** start **
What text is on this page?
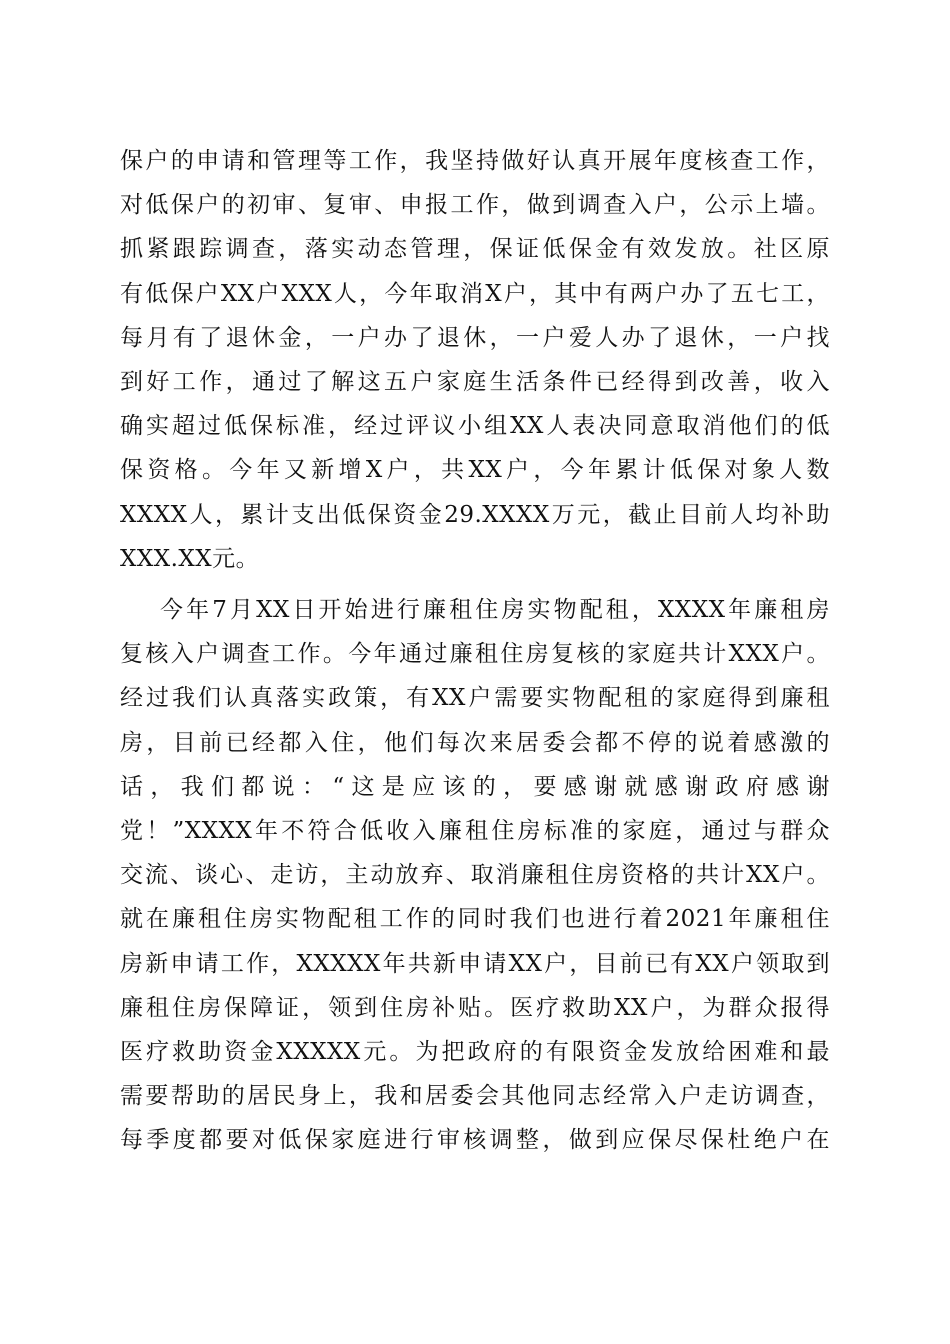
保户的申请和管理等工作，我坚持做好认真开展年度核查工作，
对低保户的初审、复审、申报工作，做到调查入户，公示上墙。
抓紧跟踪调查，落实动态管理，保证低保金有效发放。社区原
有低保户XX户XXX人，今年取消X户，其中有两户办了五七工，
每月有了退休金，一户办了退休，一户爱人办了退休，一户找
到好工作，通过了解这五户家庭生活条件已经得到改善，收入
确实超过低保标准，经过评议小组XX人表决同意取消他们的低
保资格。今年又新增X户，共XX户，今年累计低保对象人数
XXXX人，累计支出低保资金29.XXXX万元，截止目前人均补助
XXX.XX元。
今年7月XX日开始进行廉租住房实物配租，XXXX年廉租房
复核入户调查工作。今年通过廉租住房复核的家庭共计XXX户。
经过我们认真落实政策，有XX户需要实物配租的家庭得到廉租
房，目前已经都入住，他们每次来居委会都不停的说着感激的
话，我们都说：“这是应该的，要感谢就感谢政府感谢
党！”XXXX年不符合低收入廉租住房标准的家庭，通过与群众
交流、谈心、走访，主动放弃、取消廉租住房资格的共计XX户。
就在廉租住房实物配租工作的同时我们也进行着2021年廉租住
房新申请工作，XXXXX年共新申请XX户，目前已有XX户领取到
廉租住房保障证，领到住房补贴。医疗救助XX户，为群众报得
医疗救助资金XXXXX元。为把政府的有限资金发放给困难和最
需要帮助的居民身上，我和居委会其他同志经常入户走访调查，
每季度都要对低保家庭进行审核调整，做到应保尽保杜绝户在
** end **
** start **
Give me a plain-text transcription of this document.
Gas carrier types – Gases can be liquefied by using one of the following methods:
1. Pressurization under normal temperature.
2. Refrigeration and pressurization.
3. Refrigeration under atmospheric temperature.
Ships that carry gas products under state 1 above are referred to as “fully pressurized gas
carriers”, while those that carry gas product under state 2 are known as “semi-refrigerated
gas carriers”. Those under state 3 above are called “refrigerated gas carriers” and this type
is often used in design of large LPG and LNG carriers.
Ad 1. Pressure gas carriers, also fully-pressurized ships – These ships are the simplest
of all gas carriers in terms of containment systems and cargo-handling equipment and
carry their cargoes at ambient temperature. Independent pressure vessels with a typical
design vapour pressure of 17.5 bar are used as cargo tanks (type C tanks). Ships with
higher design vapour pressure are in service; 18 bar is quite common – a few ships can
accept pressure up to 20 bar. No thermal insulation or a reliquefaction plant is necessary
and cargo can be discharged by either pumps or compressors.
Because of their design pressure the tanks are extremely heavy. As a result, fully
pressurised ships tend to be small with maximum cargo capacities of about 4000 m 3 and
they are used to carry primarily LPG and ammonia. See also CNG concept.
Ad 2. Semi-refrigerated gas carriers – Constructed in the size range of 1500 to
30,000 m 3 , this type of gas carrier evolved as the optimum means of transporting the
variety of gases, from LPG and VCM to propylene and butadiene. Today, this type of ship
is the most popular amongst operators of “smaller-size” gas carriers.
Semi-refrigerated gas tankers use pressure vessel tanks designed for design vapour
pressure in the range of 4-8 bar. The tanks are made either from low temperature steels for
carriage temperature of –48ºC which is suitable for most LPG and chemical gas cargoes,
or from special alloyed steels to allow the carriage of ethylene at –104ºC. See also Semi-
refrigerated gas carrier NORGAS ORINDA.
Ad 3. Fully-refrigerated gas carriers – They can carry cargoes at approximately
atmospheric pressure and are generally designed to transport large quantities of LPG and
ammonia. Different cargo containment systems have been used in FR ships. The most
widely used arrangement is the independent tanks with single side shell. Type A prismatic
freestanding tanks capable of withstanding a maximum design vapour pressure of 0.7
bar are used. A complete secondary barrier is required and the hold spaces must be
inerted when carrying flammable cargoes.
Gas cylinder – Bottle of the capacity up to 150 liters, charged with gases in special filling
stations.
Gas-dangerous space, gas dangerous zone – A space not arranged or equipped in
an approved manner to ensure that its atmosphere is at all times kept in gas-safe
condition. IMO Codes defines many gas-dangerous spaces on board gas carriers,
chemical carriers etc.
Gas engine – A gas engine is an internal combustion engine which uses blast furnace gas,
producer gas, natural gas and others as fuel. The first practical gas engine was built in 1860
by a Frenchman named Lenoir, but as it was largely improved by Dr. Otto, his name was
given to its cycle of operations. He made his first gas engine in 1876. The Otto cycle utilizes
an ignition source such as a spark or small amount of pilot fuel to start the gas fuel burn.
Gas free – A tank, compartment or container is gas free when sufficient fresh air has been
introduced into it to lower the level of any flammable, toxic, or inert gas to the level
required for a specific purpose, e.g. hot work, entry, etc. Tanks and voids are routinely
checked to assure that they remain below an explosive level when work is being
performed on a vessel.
** end **
Stated exercise: Search the lines for the string "Otto" and copy every line that has it.

Written solution:
by a Frenchman named Lenoir, but as it was largely improved by Dr. Otto, his name was
given to its cycle of operations. He made his first gas engine in 1876. The Otto cycle utilizes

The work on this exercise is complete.